** START Provided records **

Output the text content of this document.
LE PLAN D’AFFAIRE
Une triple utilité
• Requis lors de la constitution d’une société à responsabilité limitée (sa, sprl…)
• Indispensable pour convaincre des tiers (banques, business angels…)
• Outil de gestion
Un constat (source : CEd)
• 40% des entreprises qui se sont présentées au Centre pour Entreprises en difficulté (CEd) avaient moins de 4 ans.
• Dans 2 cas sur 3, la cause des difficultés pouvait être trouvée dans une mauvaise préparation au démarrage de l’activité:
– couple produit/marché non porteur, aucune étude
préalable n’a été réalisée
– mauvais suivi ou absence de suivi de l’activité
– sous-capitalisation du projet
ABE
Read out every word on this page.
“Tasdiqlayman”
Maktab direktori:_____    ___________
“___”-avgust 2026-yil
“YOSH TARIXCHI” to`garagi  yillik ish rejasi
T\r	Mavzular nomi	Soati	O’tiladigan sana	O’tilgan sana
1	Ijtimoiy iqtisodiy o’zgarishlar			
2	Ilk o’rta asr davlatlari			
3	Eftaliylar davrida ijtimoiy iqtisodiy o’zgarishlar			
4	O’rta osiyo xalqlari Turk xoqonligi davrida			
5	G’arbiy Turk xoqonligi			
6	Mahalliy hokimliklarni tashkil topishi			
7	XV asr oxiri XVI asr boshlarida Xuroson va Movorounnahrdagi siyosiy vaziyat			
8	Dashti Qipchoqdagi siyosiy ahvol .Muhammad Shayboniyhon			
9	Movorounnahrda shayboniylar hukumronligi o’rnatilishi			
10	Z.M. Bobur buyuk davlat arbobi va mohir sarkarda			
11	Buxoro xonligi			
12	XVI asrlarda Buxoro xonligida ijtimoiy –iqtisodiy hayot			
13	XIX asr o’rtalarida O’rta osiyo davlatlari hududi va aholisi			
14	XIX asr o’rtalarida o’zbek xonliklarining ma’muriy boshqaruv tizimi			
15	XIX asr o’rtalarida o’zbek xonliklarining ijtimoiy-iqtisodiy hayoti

** END Provided records **
** START Provided records **

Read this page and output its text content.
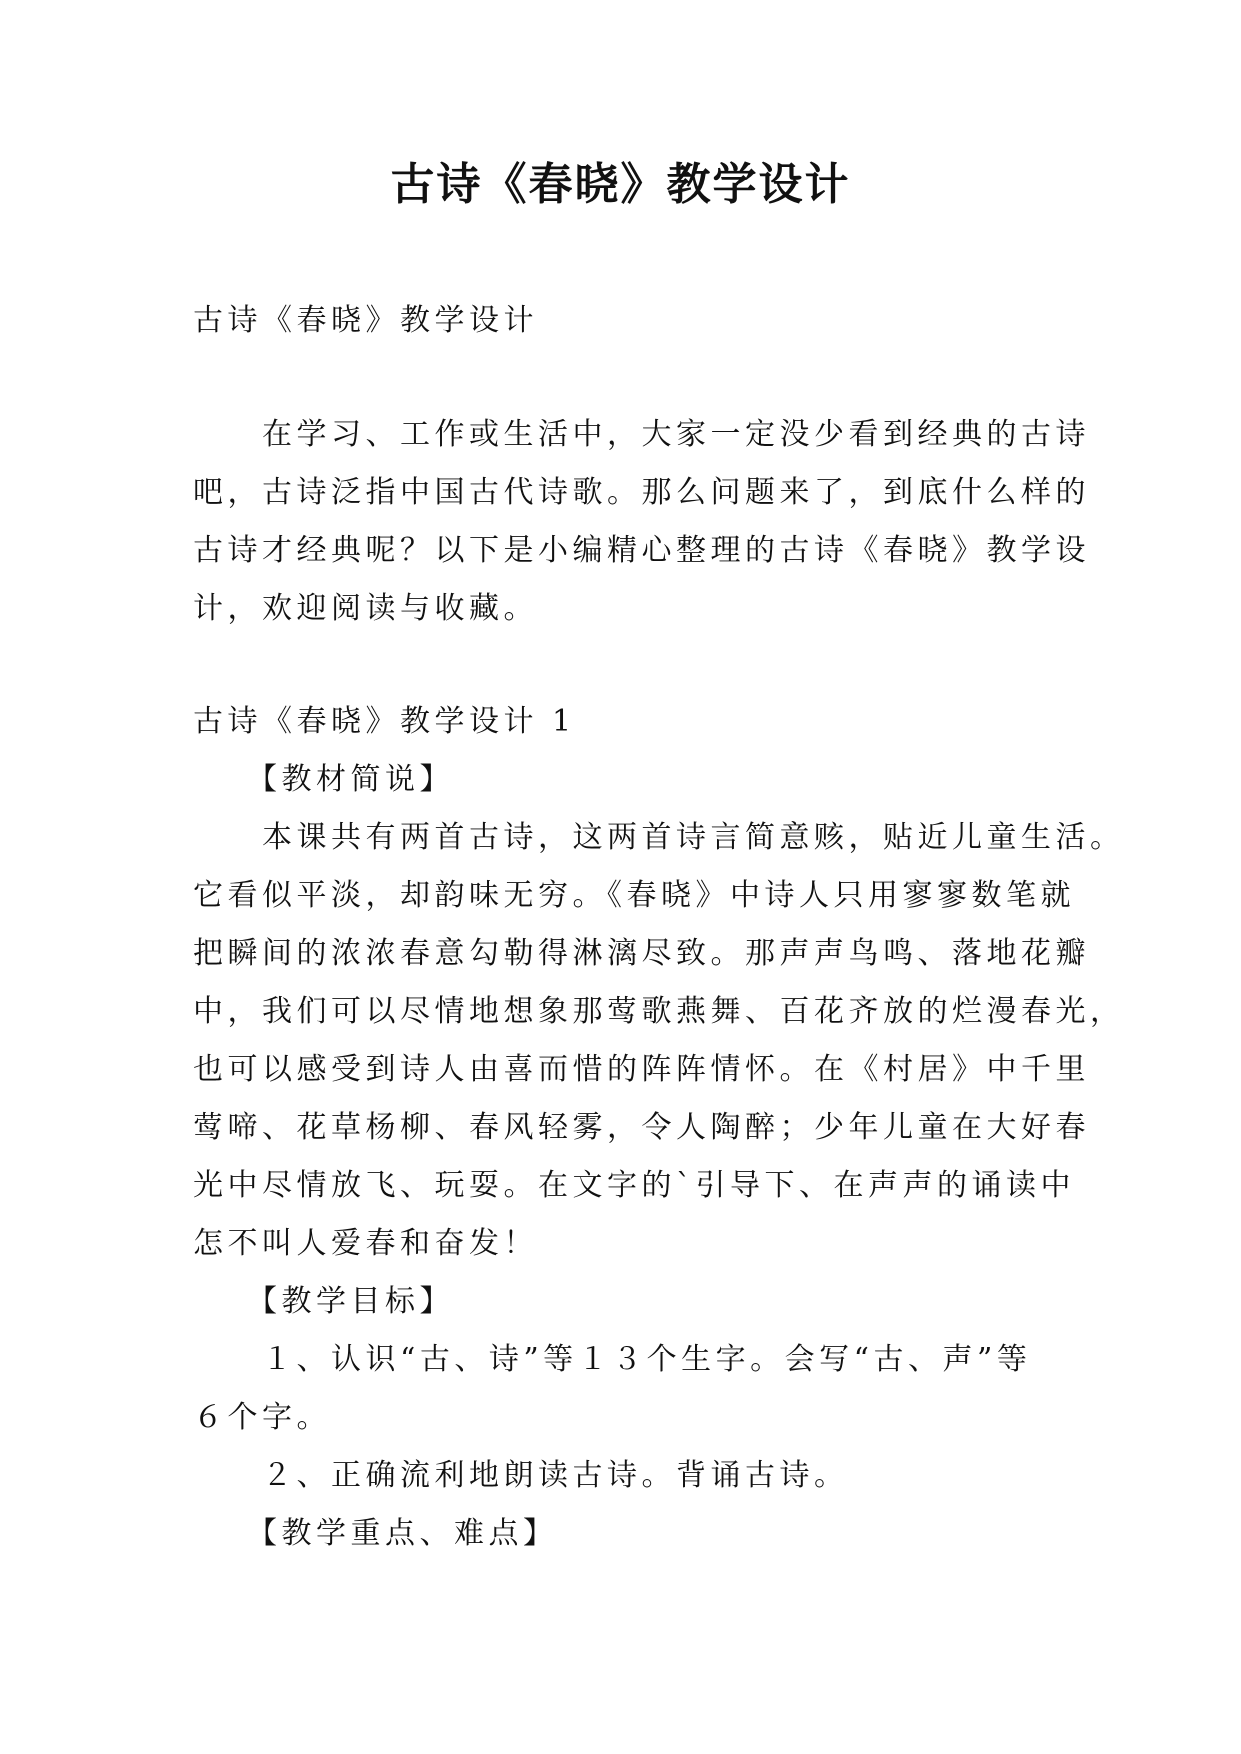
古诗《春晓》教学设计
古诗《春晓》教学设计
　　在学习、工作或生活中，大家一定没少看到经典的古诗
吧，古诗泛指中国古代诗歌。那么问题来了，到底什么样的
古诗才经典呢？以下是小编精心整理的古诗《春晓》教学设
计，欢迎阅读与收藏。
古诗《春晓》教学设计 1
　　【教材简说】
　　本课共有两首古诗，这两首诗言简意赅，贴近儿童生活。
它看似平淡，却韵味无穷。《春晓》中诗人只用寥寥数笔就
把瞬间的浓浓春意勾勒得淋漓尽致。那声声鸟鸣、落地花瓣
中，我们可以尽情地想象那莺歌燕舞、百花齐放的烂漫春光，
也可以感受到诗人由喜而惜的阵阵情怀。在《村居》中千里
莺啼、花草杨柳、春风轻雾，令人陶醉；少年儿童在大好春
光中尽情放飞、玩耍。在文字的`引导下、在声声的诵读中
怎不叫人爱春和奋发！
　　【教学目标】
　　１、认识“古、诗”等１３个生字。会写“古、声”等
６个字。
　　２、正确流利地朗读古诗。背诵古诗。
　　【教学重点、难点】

** END Provided records **

#### Task brief:
Copy out all lines from the material above that contain the string "Turk".

#### Expected answer:
4	O’rta osiyo xalqlari Turk xoqonligi davrida			
5	G’arbiy Turk xoqonligi			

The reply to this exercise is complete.